■ Supplied data ■
══════
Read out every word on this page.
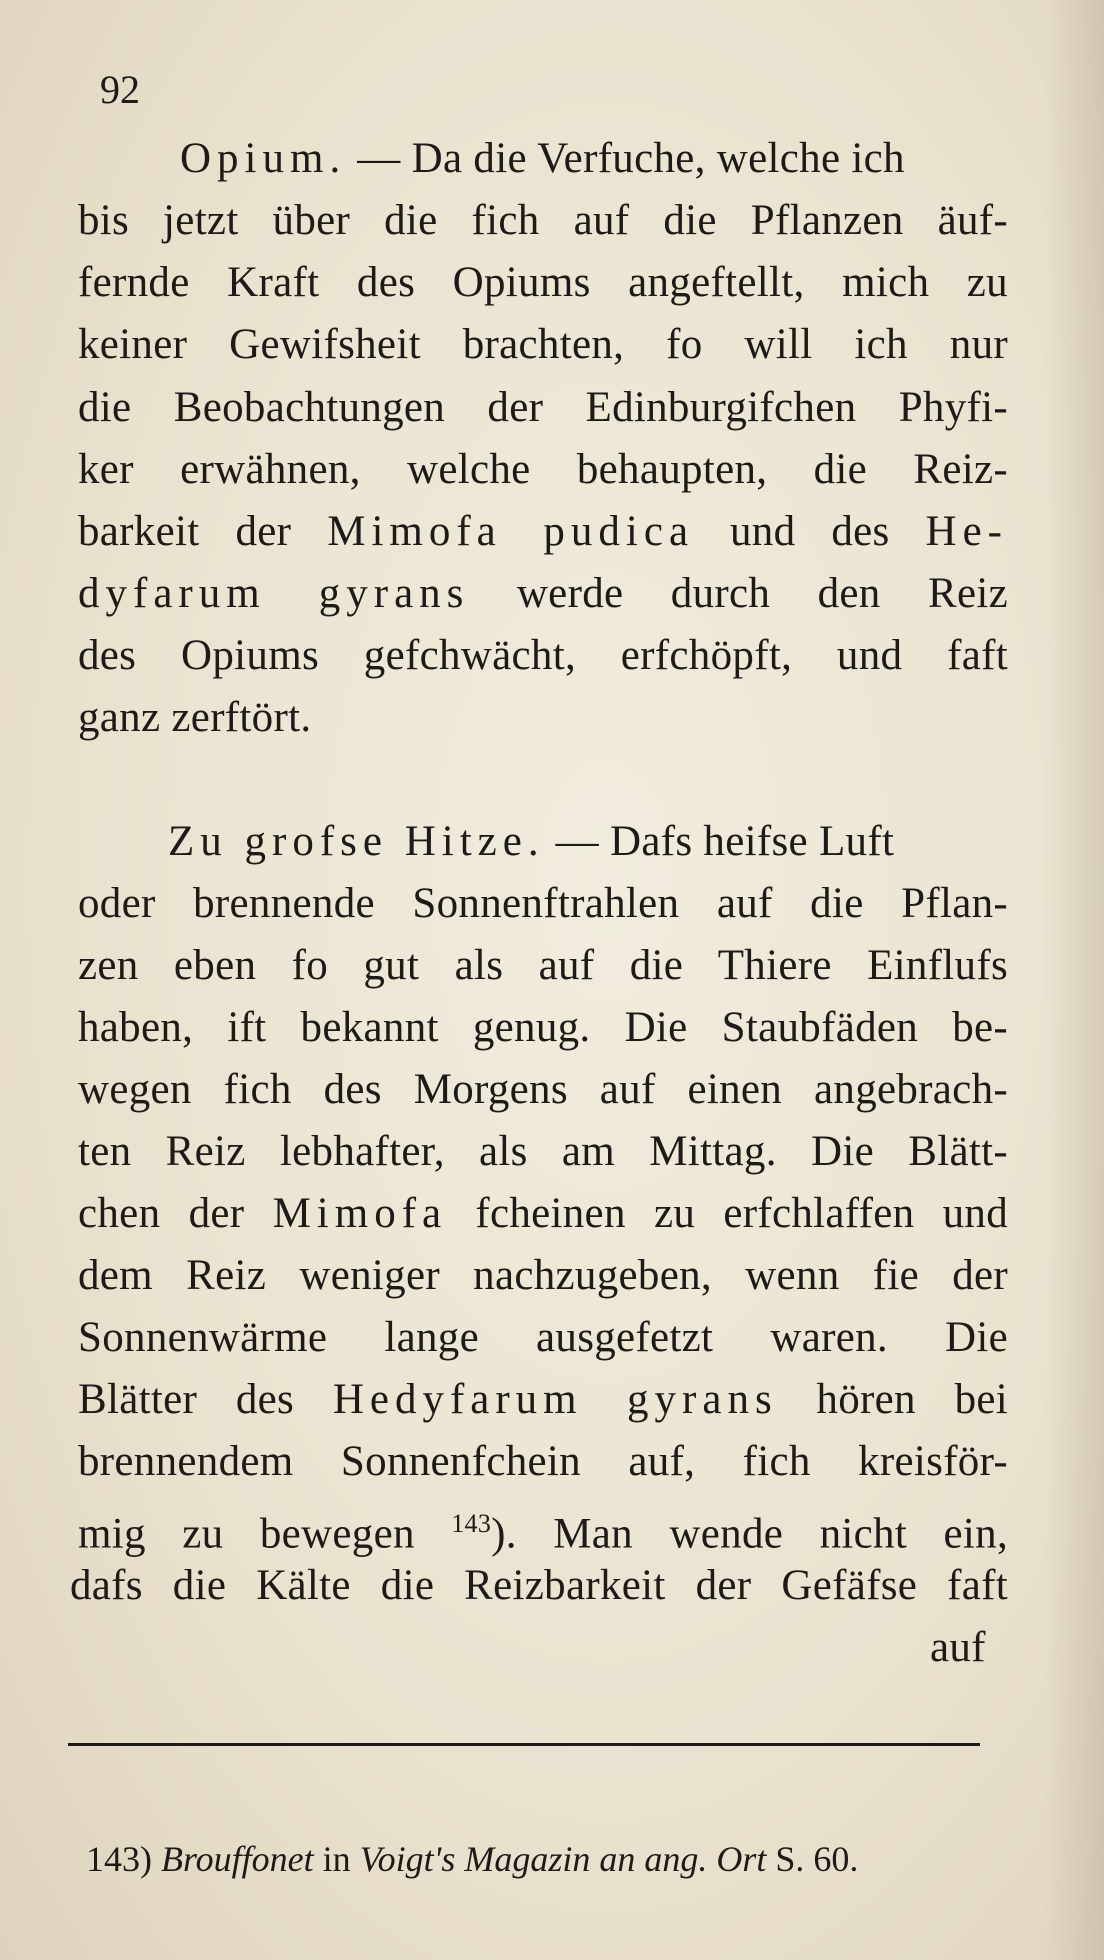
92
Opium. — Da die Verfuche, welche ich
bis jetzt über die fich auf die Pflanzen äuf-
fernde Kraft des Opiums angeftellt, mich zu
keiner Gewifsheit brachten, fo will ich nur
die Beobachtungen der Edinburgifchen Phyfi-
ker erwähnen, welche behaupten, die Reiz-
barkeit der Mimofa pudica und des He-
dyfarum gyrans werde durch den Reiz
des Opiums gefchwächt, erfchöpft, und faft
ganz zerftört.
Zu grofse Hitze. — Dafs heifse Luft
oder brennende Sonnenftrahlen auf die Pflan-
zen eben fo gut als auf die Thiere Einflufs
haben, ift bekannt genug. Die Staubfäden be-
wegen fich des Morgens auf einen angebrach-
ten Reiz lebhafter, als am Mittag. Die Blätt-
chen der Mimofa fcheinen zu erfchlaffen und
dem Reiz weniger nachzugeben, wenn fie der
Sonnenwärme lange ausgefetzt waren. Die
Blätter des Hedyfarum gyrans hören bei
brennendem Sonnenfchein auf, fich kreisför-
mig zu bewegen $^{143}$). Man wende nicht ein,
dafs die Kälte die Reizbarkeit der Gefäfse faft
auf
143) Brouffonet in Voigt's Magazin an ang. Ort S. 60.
══════
■ What you are asked to do ■
Leave the pictures out and reproduce all of the records exactly.

■ Exercise answer ■
Read out every word on this page.
92
Opium. — Da die Verfuche, welche ich
bis jetzt über die fich auf die Pflanzen äuf-
fernde Kraft des Opiums angeftellt, mich zu
keiner Gewifsheit brachten, fo will ich nur
die Beobachtungen der Edinburgifchen Phyfi-
ker erwähnen, welche behaupten, die Reiz-
barkeit der Mimofa pudica und des He-
dyfarum gyrans werde durch den Reiz
des Opiums gefchwächt, erfchöpft, und faft
ganz zerftört.
Zu grofse Hitze. — Dafs heifse Luft
oder brennende Sonnenftrahlen auf die Pflan-
zen eben fo gut als auf die Thiere Einflufs
haben, ift bekannt genug. Die Staubfäden be-
wegen fich des Morgens auf einen angebrach-
ten Reiz lebhafter, als am Mittag. Die Blätt-
chen der Mimofa fcheinen zu erfchlaffen und
dem Reiz weniger nachzugeben, wenn fie der
Sonnenwärme lange ausgefetzt waren. Die
Blätter des Hedyfarum gyrans hören bei
brennendem Sonnenfchein auf, fich kreisför-
mig zu bewegen $^{143}$). Man wende nicht ein,
dafs die Kälte die Reizbarkeit der Gefäfse faft
auf
143) Brouffonet in Voigt's Magazin an ang. Ort S. 60.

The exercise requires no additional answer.